**Task prompt:** In the entries below, find the lines that contain the word "JSON" and copy them.

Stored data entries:
+++++
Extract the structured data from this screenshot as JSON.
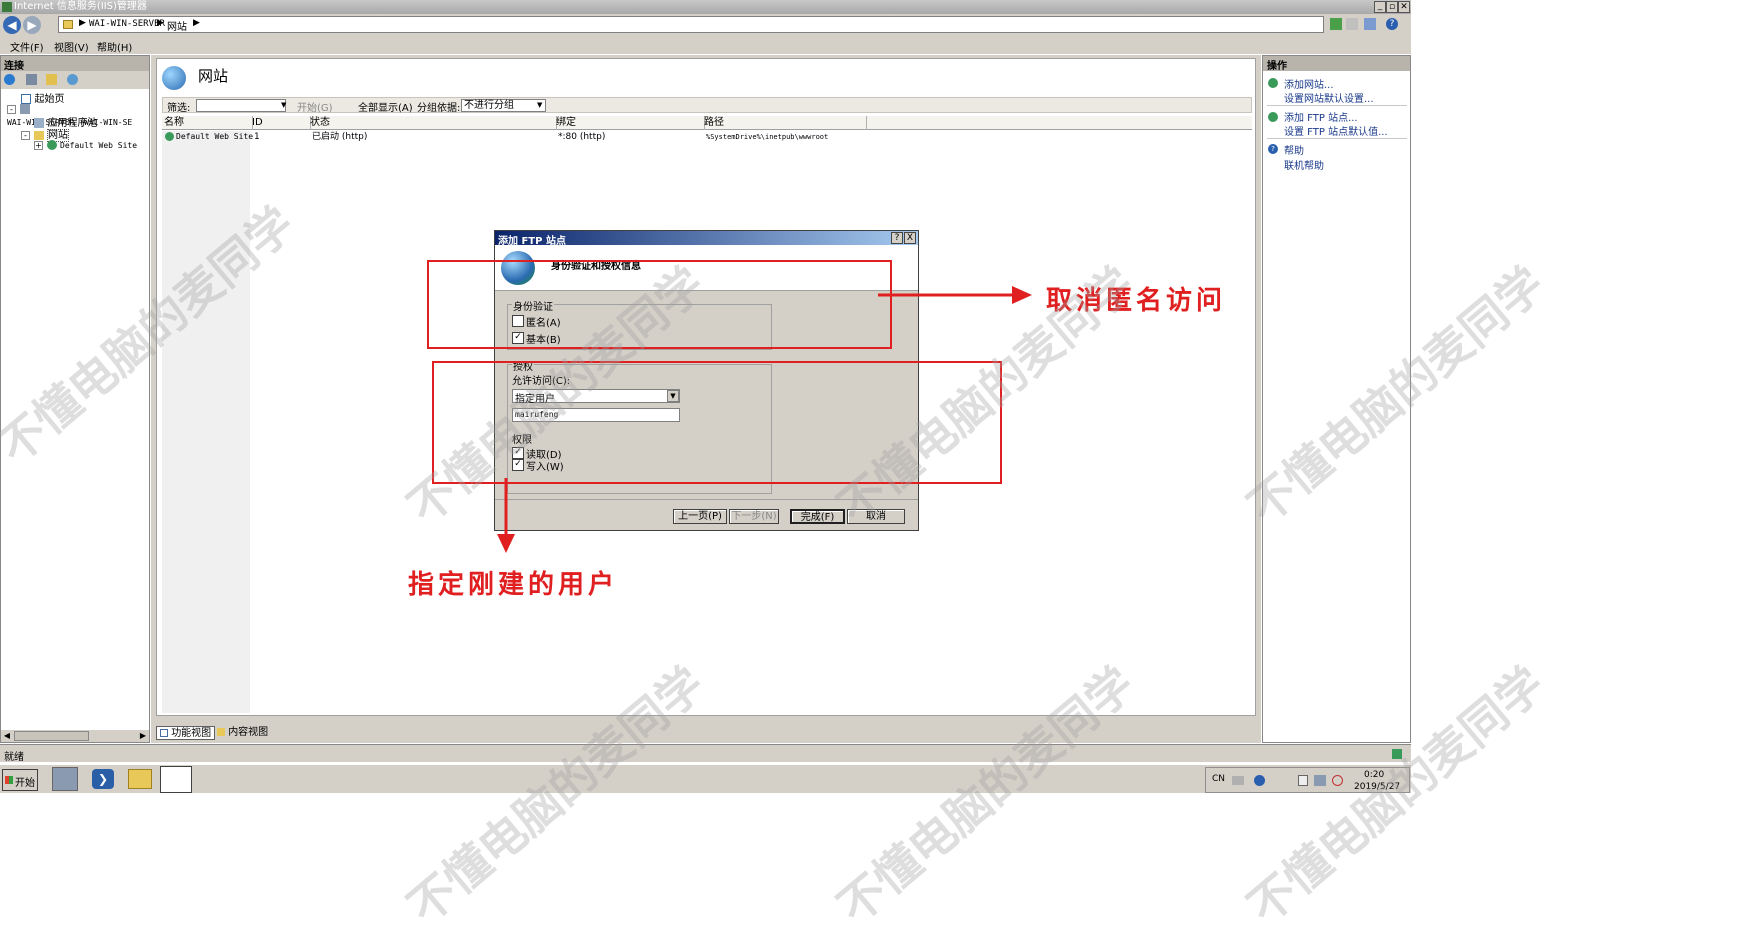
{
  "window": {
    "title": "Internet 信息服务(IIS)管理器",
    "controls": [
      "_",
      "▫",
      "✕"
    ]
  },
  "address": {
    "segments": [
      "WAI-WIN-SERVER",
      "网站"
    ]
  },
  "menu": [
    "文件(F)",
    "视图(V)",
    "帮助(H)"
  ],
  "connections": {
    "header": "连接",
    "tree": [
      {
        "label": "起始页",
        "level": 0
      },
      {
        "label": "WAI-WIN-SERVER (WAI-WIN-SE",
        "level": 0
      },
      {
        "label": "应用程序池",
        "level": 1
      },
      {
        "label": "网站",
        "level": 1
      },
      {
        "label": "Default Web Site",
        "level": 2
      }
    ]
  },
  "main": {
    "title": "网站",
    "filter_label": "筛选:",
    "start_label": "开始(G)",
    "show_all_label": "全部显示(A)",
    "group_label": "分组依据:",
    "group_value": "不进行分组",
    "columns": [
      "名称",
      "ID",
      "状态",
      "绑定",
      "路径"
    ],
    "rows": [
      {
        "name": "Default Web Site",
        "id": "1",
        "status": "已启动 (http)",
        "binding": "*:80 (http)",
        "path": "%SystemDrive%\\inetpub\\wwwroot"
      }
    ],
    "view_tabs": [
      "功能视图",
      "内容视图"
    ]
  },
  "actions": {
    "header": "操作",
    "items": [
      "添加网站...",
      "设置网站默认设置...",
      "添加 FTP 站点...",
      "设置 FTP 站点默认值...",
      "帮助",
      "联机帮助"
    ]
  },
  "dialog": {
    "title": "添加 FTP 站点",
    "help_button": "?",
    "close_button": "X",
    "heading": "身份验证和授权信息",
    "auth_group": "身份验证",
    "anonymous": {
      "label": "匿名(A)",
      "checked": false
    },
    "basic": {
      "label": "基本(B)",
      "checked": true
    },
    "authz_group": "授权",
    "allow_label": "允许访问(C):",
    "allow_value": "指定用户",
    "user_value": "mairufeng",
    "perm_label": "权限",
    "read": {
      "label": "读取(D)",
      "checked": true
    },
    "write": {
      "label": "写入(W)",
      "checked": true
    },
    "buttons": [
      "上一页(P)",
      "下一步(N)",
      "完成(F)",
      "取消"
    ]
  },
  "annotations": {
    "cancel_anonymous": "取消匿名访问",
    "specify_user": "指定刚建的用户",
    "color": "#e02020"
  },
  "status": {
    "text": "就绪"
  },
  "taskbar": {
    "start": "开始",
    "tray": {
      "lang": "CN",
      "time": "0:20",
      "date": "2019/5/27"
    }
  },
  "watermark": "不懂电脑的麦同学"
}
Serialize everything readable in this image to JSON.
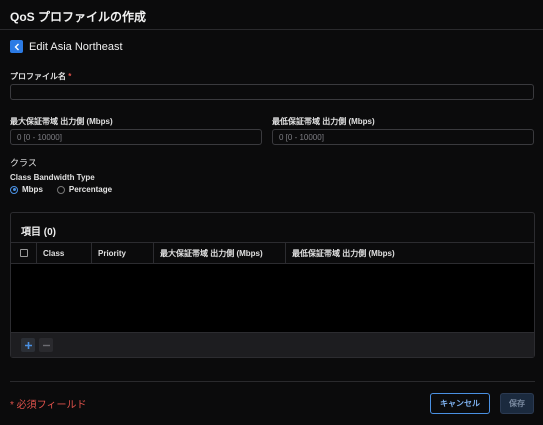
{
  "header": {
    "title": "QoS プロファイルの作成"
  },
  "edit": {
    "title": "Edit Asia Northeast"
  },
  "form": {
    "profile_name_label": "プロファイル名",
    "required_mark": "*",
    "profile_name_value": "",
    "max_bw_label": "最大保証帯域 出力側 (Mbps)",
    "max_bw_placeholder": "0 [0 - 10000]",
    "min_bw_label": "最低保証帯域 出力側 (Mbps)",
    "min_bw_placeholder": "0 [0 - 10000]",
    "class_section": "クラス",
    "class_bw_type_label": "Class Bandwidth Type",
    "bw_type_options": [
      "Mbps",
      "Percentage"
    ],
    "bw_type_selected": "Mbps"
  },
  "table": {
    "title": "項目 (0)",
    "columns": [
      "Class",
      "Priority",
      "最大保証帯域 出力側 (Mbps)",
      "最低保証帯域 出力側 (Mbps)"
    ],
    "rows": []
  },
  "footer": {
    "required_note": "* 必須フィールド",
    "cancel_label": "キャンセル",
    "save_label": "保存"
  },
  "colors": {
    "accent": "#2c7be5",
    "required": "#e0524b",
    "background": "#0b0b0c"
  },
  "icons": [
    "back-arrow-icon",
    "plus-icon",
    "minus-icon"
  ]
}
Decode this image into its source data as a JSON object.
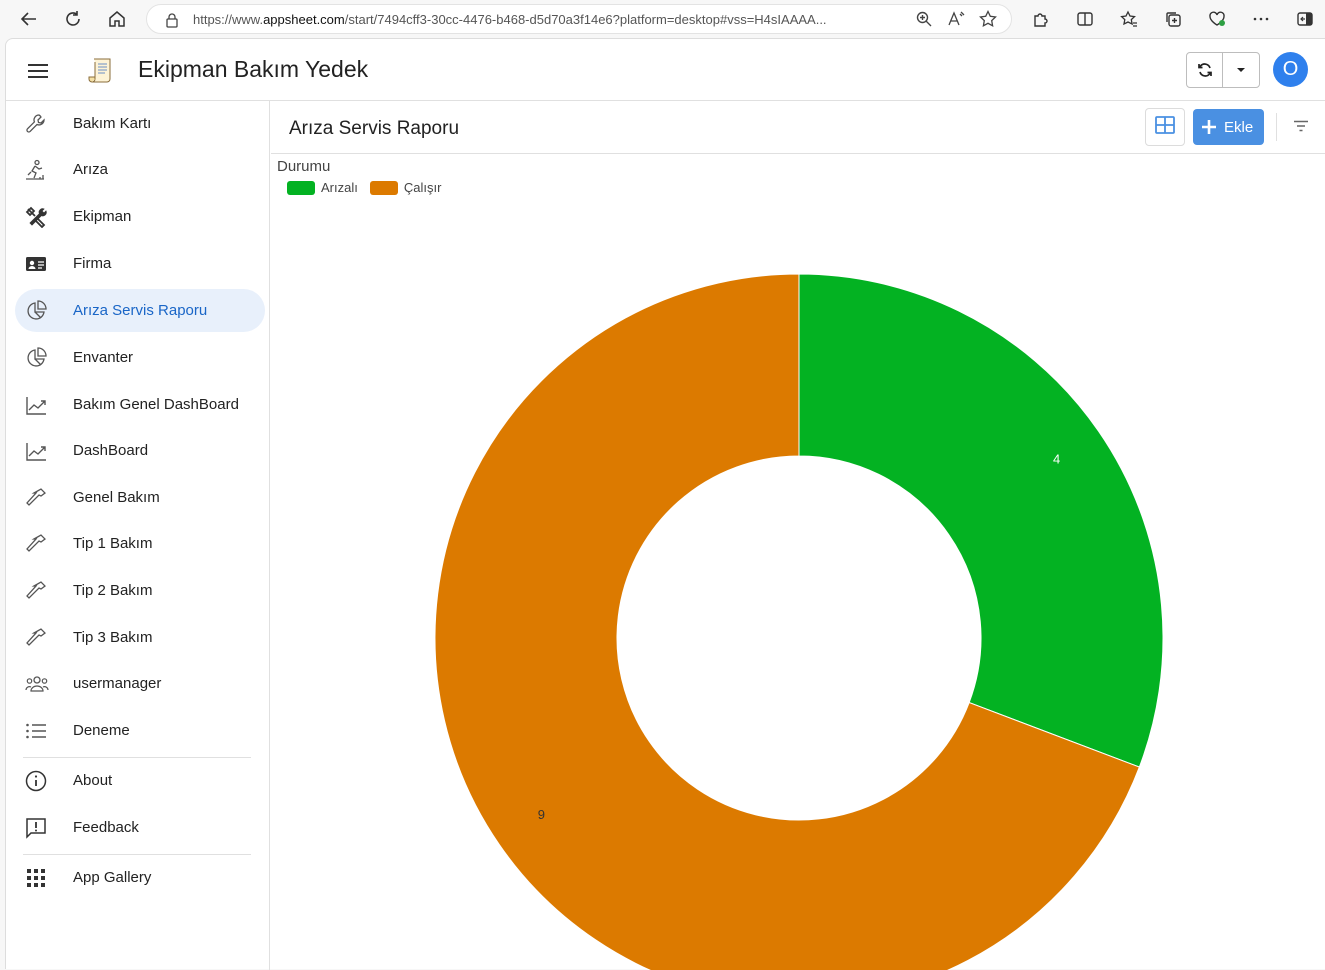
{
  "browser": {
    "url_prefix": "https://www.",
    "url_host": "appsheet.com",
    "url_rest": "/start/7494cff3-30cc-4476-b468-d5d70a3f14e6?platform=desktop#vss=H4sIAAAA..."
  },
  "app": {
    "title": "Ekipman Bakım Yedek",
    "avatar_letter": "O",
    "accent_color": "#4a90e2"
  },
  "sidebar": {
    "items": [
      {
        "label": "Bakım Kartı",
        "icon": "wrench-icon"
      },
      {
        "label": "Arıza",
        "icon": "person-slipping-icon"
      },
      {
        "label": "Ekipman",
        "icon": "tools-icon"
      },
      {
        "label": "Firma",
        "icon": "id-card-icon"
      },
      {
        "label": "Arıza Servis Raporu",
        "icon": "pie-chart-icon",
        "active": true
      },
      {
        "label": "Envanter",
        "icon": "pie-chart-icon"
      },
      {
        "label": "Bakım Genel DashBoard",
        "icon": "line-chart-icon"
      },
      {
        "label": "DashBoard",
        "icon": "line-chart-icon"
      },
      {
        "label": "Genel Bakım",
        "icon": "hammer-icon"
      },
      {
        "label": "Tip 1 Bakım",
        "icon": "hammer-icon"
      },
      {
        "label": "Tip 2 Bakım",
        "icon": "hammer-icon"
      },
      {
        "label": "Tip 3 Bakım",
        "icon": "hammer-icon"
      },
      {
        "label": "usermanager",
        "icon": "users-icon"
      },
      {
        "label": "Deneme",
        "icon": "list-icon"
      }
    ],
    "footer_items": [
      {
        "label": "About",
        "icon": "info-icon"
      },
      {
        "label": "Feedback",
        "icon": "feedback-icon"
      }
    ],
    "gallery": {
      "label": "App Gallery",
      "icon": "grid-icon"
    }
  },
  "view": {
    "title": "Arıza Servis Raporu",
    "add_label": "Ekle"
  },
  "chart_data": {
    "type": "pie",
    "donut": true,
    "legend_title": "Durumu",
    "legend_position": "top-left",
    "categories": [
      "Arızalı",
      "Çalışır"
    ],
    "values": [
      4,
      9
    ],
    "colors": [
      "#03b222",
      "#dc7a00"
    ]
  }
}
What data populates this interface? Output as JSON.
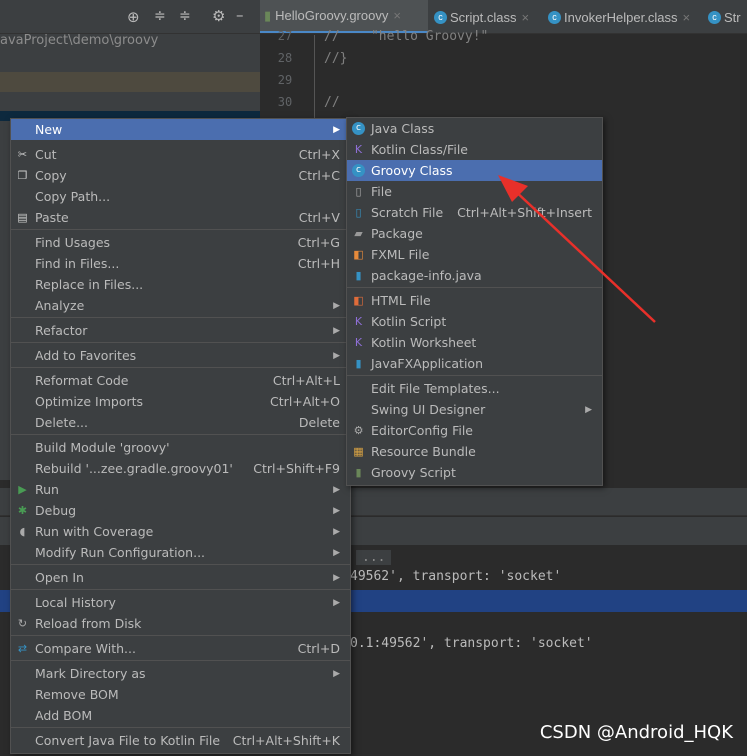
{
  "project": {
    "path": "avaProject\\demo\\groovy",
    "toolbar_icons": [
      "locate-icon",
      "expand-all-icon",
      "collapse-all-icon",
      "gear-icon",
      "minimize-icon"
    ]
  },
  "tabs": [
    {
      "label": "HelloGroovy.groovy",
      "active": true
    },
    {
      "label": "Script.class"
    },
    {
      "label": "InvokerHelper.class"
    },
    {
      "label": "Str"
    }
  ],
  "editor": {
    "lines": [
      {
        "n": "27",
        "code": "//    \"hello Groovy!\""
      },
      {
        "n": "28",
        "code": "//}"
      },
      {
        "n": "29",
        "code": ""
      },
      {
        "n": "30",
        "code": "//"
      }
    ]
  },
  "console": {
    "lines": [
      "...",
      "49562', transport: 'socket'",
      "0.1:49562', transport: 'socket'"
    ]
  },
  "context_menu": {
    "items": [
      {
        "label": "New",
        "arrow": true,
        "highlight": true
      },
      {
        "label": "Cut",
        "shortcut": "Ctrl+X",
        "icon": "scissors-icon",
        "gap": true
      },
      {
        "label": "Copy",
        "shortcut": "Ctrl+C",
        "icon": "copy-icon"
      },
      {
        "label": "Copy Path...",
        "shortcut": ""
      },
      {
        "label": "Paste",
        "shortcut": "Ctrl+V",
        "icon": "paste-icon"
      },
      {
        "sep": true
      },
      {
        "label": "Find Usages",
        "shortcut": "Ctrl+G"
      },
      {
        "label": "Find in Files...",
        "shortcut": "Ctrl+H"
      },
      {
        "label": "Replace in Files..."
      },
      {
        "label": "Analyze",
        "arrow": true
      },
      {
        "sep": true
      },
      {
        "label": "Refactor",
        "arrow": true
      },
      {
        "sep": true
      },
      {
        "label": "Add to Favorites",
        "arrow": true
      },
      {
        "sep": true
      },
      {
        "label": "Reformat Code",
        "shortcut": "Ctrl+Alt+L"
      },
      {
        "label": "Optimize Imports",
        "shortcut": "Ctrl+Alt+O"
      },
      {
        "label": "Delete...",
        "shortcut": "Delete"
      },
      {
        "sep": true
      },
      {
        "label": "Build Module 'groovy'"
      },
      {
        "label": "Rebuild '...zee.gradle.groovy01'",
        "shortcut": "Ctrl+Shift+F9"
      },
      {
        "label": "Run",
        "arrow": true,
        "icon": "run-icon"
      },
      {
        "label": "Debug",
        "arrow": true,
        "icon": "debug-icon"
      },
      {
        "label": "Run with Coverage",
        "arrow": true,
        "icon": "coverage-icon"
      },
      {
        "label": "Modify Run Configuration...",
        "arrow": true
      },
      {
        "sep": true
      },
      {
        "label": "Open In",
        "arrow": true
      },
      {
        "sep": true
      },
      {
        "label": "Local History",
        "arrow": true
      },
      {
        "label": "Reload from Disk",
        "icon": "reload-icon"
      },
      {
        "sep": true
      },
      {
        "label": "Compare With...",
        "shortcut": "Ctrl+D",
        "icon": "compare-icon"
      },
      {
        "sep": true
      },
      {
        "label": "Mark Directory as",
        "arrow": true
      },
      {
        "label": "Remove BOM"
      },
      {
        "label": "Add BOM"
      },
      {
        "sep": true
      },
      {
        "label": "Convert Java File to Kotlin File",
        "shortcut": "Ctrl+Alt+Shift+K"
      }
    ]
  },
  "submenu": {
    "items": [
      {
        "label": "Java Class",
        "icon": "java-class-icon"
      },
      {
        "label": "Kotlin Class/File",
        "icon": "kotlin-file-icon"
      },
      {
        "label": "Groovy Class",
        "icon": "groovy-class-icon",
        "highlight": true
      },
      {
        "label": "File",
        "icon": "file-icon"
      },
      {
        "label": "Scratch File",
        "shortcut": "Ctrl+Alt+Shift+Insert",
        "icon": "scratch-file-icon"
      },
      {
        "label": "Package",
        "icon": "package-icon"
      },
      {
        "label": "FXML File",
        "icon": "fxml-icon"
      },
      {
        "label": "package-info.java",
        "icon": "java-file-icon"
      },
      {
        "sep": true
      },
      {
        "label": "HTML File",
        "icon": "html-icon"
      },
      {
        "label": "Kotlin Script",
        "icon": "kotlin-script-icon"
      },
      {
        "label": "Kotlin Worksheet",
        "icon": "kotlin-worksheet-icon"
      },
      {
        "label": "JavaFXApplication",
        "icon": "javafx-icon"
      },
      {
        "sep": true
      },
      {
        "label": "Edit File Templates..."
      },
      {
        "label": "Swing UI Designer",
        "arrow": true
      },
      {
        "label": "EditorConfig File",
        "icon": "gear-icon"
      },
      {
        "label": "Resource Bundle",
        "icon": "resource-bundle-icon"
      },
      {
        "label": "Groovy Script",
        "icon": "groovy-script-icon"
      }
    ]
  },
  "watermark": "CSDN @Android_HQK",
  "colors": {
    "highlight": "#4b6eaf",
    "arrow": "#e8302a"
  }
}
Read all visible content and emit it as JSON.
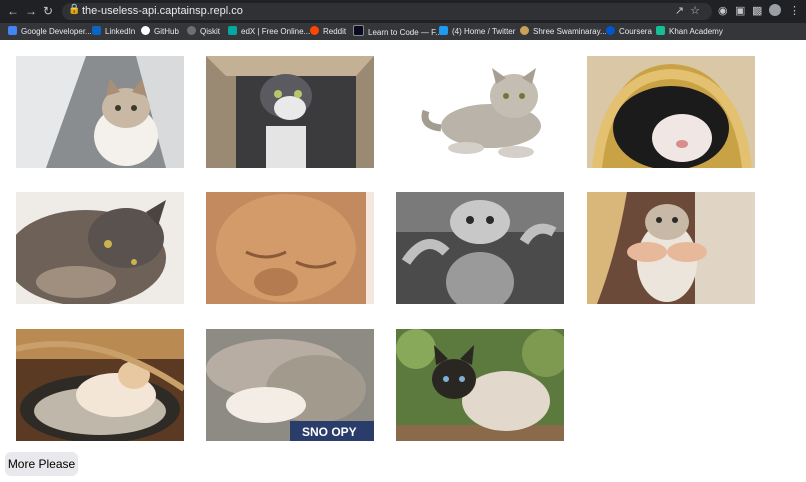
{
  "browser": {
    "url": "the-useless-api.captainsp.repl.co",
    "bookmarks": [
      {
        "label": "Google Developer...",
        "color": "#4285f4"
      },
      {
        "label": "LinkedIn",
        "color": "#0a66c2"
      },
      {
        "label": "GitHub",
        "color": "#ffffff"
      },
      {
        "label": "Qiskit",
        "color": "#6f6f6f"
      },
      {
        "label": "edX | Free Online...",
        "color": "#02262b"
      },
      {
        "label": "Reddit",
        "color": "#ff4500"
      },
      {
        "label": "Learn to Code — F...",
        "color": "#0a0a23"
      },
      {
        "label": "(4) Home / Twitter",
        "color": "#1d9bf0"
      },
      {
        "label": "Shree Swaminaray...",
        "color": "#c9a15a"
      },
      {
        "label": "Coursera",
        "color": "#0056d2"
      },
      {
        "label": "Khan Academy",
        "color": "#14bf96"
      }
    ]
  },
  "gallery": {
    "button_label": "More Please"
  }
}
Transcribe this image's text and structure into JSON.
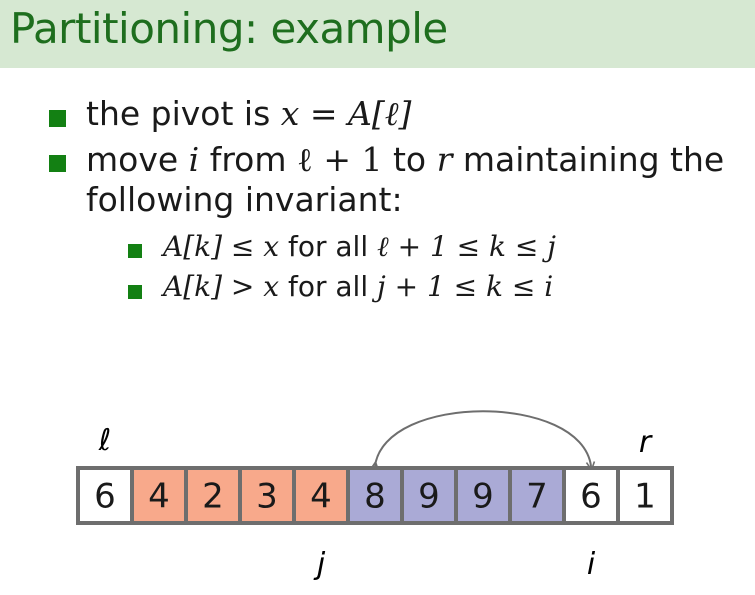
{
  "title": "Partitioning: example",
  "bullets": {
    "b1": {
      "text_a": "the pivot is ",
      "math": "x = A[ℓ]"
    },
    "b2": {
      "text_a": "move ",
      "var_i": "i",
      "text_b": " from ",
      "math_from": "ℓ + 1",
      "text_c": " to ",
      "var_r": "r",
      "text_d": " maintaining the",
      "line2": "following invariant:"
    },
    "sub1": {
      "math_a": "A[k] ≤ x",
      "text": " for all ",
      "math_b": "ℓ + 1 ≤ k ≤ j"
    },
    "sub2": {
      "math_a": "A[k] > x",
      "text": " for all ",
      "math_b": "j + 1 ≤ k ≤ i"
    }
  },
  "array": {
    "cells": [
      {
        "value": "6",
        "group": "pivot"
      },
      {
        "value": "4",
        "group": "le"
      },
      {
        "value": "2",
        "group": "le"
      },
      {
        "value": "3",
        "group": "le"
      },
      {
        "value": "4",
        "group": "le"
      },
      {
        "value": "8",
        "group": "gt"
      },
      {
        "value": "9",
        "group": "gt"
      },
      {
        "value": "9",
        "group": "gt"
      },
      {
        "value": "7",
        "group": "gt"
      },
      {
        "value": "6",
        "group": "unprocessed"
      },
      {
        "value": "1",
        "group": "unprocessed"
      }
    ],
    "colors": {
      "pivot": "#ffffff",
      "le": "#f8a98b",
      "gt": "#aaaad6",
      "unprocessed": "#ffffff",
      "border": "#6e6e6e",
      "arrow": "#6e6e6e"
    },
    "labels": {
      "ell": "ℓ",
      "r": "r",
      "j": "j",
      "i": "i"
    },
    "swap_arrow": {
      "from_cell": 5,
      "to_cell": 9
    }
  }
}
+++++
**Written response:**
Extract the structured data from this screenshot as JSON.
Serialize everything readable in this image to JSON.
Decode this image into its source data as a JSON object.
What data populates this interface? Output as JSON.
Read all visible content and emit it as JSON.
Transcribe this image's text and structure into JSON.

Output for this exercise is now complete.